:: Items
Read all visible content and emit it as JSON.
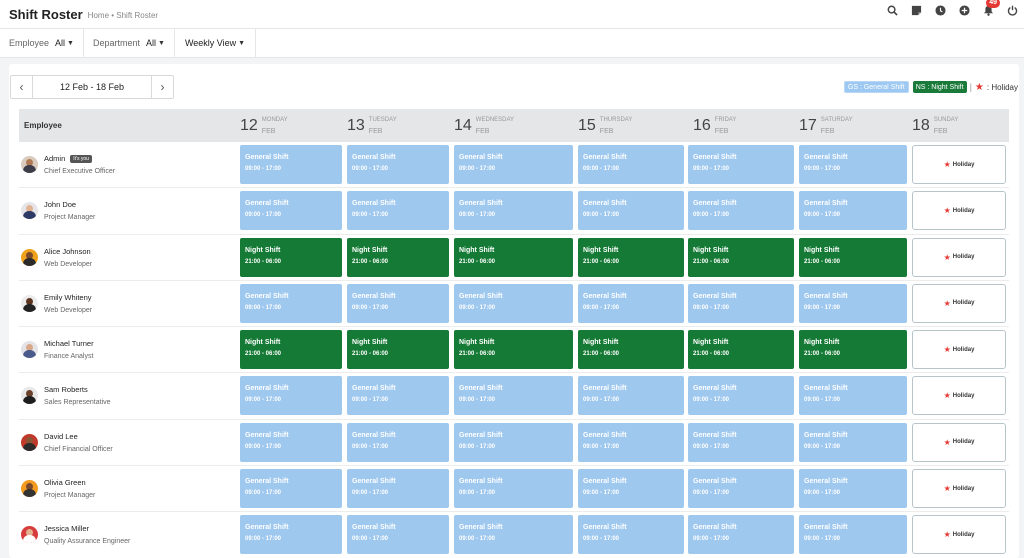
{
  "header": {
    "title": "Shift Roster",
    "breadcrumb": "Home • Shift Roster",
    "icons": [
      "search-icon",
      "note-icon",
      "clock-icon",
      "plus-circle-icon",
      "bell-icon",
      "power-icon"
    ],
    "notification_count": "49"
  },
  "filters": {
    "employee_label": "Employee",
    "employee_value": "All",
    "department_label": "Department",
    "department_value": "All",
    "view_value": "Weekly View"
  },
  "date_nav": {
    "prev": "‹",
    "next": "›",
    "range": "12 Feb - 18 Feb"
  },
  "legend": {
    "gs": "GS : General Shift",
    "ns": "NS : Night Shift",
    "sep": "|",
    "holiday_star": "★",
    "holiday": ": Holiday"
  },
  "grid": {
    "employee_header": "Employee",
    "days": [
      {
        "num": "12",
        "name": "MONDAY",
        "month": "FEB"
      },
      {
        "num": "13",
        "name": "TUESDAY",
        "month": "FEB"
      },
      {
        "num": "14",
        "name": "WEDNESDAY",
        "month": "FEB"
      },
      {
        "num": "15",
        "name": "THURSDAY",
        "month": "FEB"
      },
      {
        "num": "16",
        "name": "FRIDAY",
        "month": "FEB"
      },
      {
        "num": "17",
        "name": "SATURDAY",
        "month": "FEB"
      },
      {
        "num": "18",
        "name": "SUNDAY",
        "month": "FEB"
      }
    ],
    "shift_labels": {
      "gs_name": "General Shift",
      "gs_time": "09:00 - 17:00",
      "ns_name": "Night Shift",
      "ns_time": "21:00 - 06:00",
      "holiday": "Holiday",
      "holiday_star": "★"
    },
    "employees": [
      {
        "name": "Admin",
        "badge": "It's you",
        "title": "Chief Executive Officer",
        "shift": "gs",
        "colors": {
          "bg": "#d9cbbd",
          "face": "#b07a55",
          "body": "#3d3d4a"
        }
      },
      {
        "name": "John Doe",
        "badge": "",
        "title": "Project Manager",
        "shift": "gs",
        "colors": {
          "bg": "#e6e6ea",
          "face": "#e0b493",
          "body": "#2d3a66"
        }
      },
      {
        "name": "Alice Johnson",
        "badge": "",
        "title": "Web Developer",
        "shift": "ns",
        "colors": {
          "bg": "#f0a21c",
          "face": "#7a4a2c",
          "body": "#2a2a2a"
        }
      },
      {
        "name": "Emily Whiteny",
        "badge": "",
        "title": "Web Developer",
        "shift": "gs",
        "colors": {
          "bg": "#ececec",
          "face": "#5a3420",
          "body": "#222222"
        }
      },
      {
        "name": "Michael Turner",
        "badge": "",
        "title": "Finance Analyst",
        "shift": "ns",
        "colors": {
          "bg": "#e4e4e8",
          "face": "#d8a888",
          "body": "#4a5a8a"
        }
      },
      {
        "name": "Sam Roberts",
        "badge": "",
        "title": "Sales Representative",
        "shift": "gs",
        "colors": {
          "bg": "#e8e8e8",
          "face": "#6b4028",
          "body": "#1e1e1e"
        }
      },
      {
        "name": "David Lee",
        "badge": "",
        "title": "Chief Financial Officer",
        "shift": "gs",
        "colors": {
          "bg": "#c0392b",
          "face": "#8a5636",
          "body": "#2b2b2b"
        }
      },
      {
        "name": "Olivia Green",
        "badge": "",
        "title": "Project Manager",
        "shift": "gs",
        "colors": {
          "bg": "#f29b1e",
          "face": "#7b4a2d",
          "body": "#333333"
        }
      },
      {
        "name": "Jessica Miller",
        "badge": "",
        "title": "Quality Assurance Engineer",
        "shift": "gs",
        "colors": {
          "bg": "#d63c3c",
          "face": "#e2b38e",
          "body": "#ffffff"
        }
      }
    ]
  }
}
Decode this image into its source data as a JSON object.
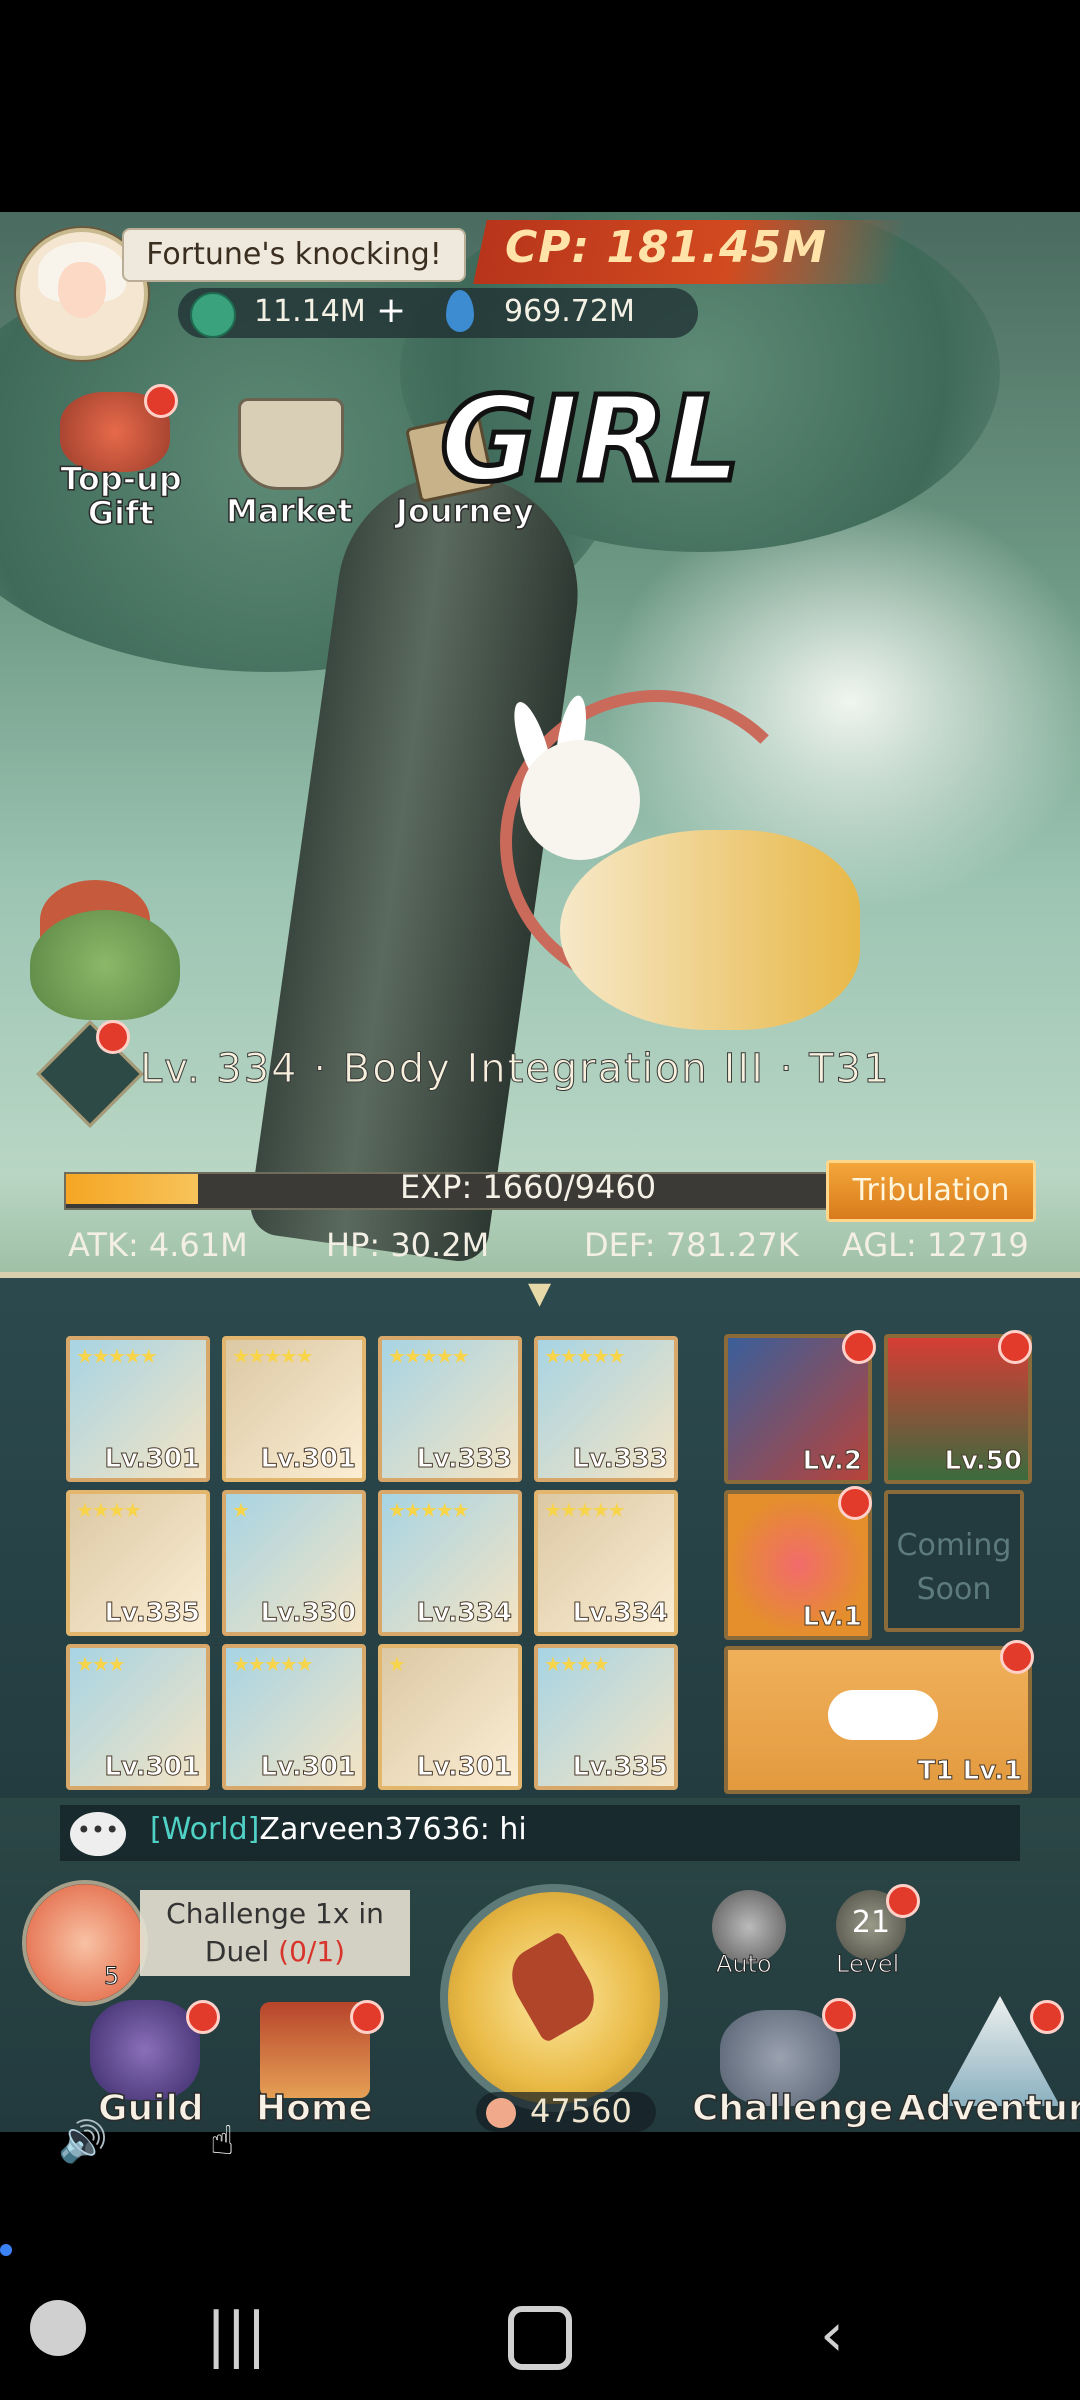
{
  "header": {
    "speech_bubble": "Fortune's knocking!",
    "cp_label": "CP: 181.45M",
    "currency_coins": "11.14M",
    "currency_plus": "+",
    "currency_gems": "969.72M"
  },
  "shortcuts": [
    {
      "label": "Top-up\nGift",
      "label_line1": "Top-up",
      "label_line2": "Gift"
    },
    {
      "label": "Market"
    },
    {
      "label": "Journey"
    }
  ],
  "overlay_text": "GIRL",
  "character": {
    "level_line": "Lv. 334 · Body Integration III · T31",
    "exp_text": "EXP: 1660/9460",
    "exp_progress": 0.175,
    "tribulation_label": "Tribulation",
    "stats": {
      "atk": "ATK: 4.61M",
      "hp": "HP: 30.2M",
      "def": "DEF: 781.27K",
      "agl": "AGL: 12719"
    }
  },
  "equipment": [
    {
      "lv": "Lv.301",
      "stars": "★★★★★"
    },
    {
      "lv": "Lv.301",
      "stars": "★★★★★"
    },
    {
      "lv": "Lv.333",
      "stars": "★★★★★"
    },
    {
      "lv": "Lv.333",
      "stars": "★★★★★"
    },
    {
      "lv": "Lv.335",
      "stars": "★★★★"
    },
    {
      "lv": "Lv.330",
      "stars": "★"
    },
    {
      "lv": "Lv.334",
      "stars": "★★★★★"
    },
    {
      "lv": "Lv.334",
      "stars": "★★★★★"
    },
    {
      "lv": "Lv.301",
      "stars": "★★★"
    },
    {
      "lv": "Lv.301",
      "stars": "★★★★★"
    },
    {
      "lv": "Lv.301",
      "stars": "★"
    },
    {
      "lv": "Lv.335",
      "stars": "★★★★"
    }
  ],
  "side_slots": {
    "dragon_lv": "Lv.2",
    "mushroom_lv": "Lv.50",
    "orb_lv": "Lv.1",
    "coming_soon": "Coming Soon",
    "cloud_lv": "T1 Lv.1"
  },
  "chat": {
    "channel": "[World]",
    "message": "Zarveen37636: hi",
    "icon_glyph": "•••"
  },
  "quest": {
    "text_line1": "Challenge 1x in",
    "text_line2": "Duel",
    "progress": "(0/1)",
    "peach_count": "5"
  },
  "actions": {
    "auto_label": "Auto",
    "level_label": "Level",
    "level_value": "21"
  },
  "bottom_nav": {
    "guild": "Guild",
    "home": "Home",
    "counter": "47560",
    "challenge": "Challenge",
    "adventure": "Adventure"
  },
  "colors": {
    "cp_banner": "#d24a1f",
    "exp_fill": "#f5a623",
    "tribulation": "#e8911f",
    "chat_channel": "#4fd1c5",
    "notify_dot": "#e23a2b",
    "quest_progress": "#d9342b"
  }
}
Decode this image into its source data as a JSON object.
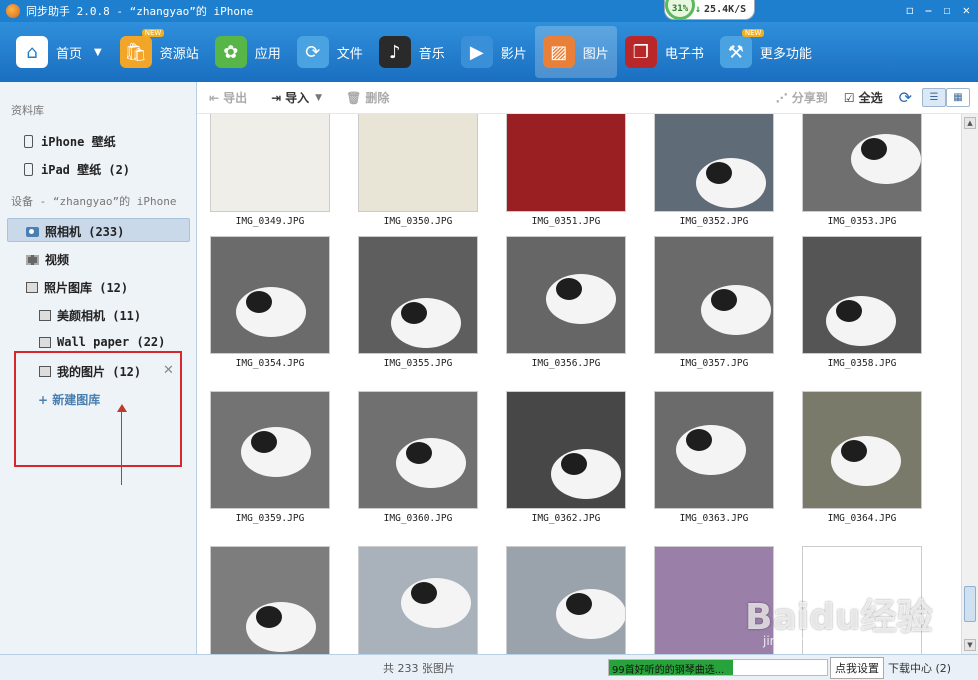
{
  "window": {
    "title": "同步助手 2.0.8 - “zhangyao”的 iPhone",
    "speed_percent": "31%",
    "speed_rate": "25.4K/S",
    "controls": [
      "◻",
      "⎯",
      "☐",
      "✕"
    ]
  },
  "nav": {
    "items": [
      {
        "label": "首页",
        "icon": "home-icon",
        "color": "#ffffff"
      },
      {
        "label": "资源站",
        "icon": "store-bag-icon",
        "color": "#f3a52a",
        "badge": "NEW"
      },
      {
        "label": "应用",
        "icon": "apps-icon",
        "color": "#58b548"
      },
      {
        "label": "文件",
        "icon": "folder-sync-icon",
        "color": "#4aa3e0"
      },
      {
        "label": "音乐",
        "icon": "music-note-icon",
        "color": "#2a2a2a"
      },
      {
        "label": "影片",
        "icon": "video-play-icon",
        "color": "#3a8fd9"
      },
      {
        "label": "图片",
        "icon": "picture-icon",
        "color": "#e8803a"
      },
      {
        "label": "电子书",
        "icon": "ebook-icon",
        "color": "#b8282a"
      },
      {
        "label": "更多功能",
        "icon": "tools-icon",
        "color": "#4aa3e0",
        "badge": "NEW"
      }
    ],
    "active_index": 6,
    "home_dropdown": "▼"
  },
  "sidebar": {
    "section_library": "资料库",
    "iphone_wallpaper": "iPhone 壁纸",
    "ipad_wallpaper": "iPad 壁纸 (2)",
    "section_device": "设备 - “zhangyao”的 iPhone",
    "camera_roll": "照相机 (233)",
    "video": "视频",
    "photo_library": "照片图库 (12)",
    "album_beauty": "美颜相机 (11)",
    "album_wallpaper": "Wall paper (22)",
    "album_mine": "我的图片 (12)",
    "new_album": "新建图库",
    "remove_icon": "✕"
  },
  "actions": {
    "export": "导出",
    "import": "导入",
    "delete": "删除",
    "share": "分享到",
    "select_all": "全选",
    "refresh_icon": "⟳"
  },
  "photos": [
    {
      "name": "IMG_0349.JPG",
      "bg": "#f0eee8"
    },
    {
      "name": "IMG_0350.JPG",
      "bg": "#e8e4d6"
    },
    {
      "name": "IMG_0351.JPG",
      "bg": "#9a1f22"
    },
    {
      "name": "IMG_0352.JPG",
      "bg": "#5f6b76"
    },
    {
      "name": "IMG_0353.JPG",
      "bg": "#6f6f6f"
    },
    {
      "name": "IMG_0354.JPG",
      "bg": "#6b6b6b"
    },
    {
      "name": "IMG_0355.JPG",
      "bg": "#5e5e5e"
    },
    {
      "name": "IMG_0356.JPG",
      "bg": "#666666"
    },
    {
      "name": "IMG_0357.JPG",
      "bg": "#6a6a6a"
    },
    {
      "name": "IMG_0358.JPG",
      "bg": "#555555"
    },
    {
      "name": "IMG_0359.JPG",
      "bg": "#737373"
    },
    {
      "name": "IMG_0360.JPG",
      "bg": "#707070"
    },
    {
      "name": "IMG_0362.JPG",
      "bg": "#474747"
    },
    {
      "name": "IMG_0363.JPG",
      "bg": "#6b6b6b"
    },
    {
      "name": "IMG_0364.JPG",
      "bg": "#7a7a6a"
    },
    {
      "name": "",
      "bg": "#7d7d7d"
    },
    {
      "name": "",
      "bg": "#a9b2ba"
    },
    {
      "name": "",
      "bg": "#9aa3ab"
    },
    {
      "name": "",
      "bg": "#9a7fa8"
    },
    {
      "name": "",
      "bg": "#ffffff"
    }
  ],
  "status": {
    "photo_count": "共 233 张图片",
    "music_title": "99首好听的的钢琴曲选...",
    "music_progress": 0.57,
    "click_set": "点我设置",
    "download_center": "下载中心 (2)"
  },
  "watermark": {
    "brand": "Baidu经验",
    "url": "jingyan.baidu.com"
  },
  "colors": {
    "accent": "#1f7fcf",
    "highlight_red": "#d9262a"
  }
}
::::
Show each line of the data that contains the string "Chief".

        "title": "Chief Executive Officer",
        "title": "Chief Financial Officer",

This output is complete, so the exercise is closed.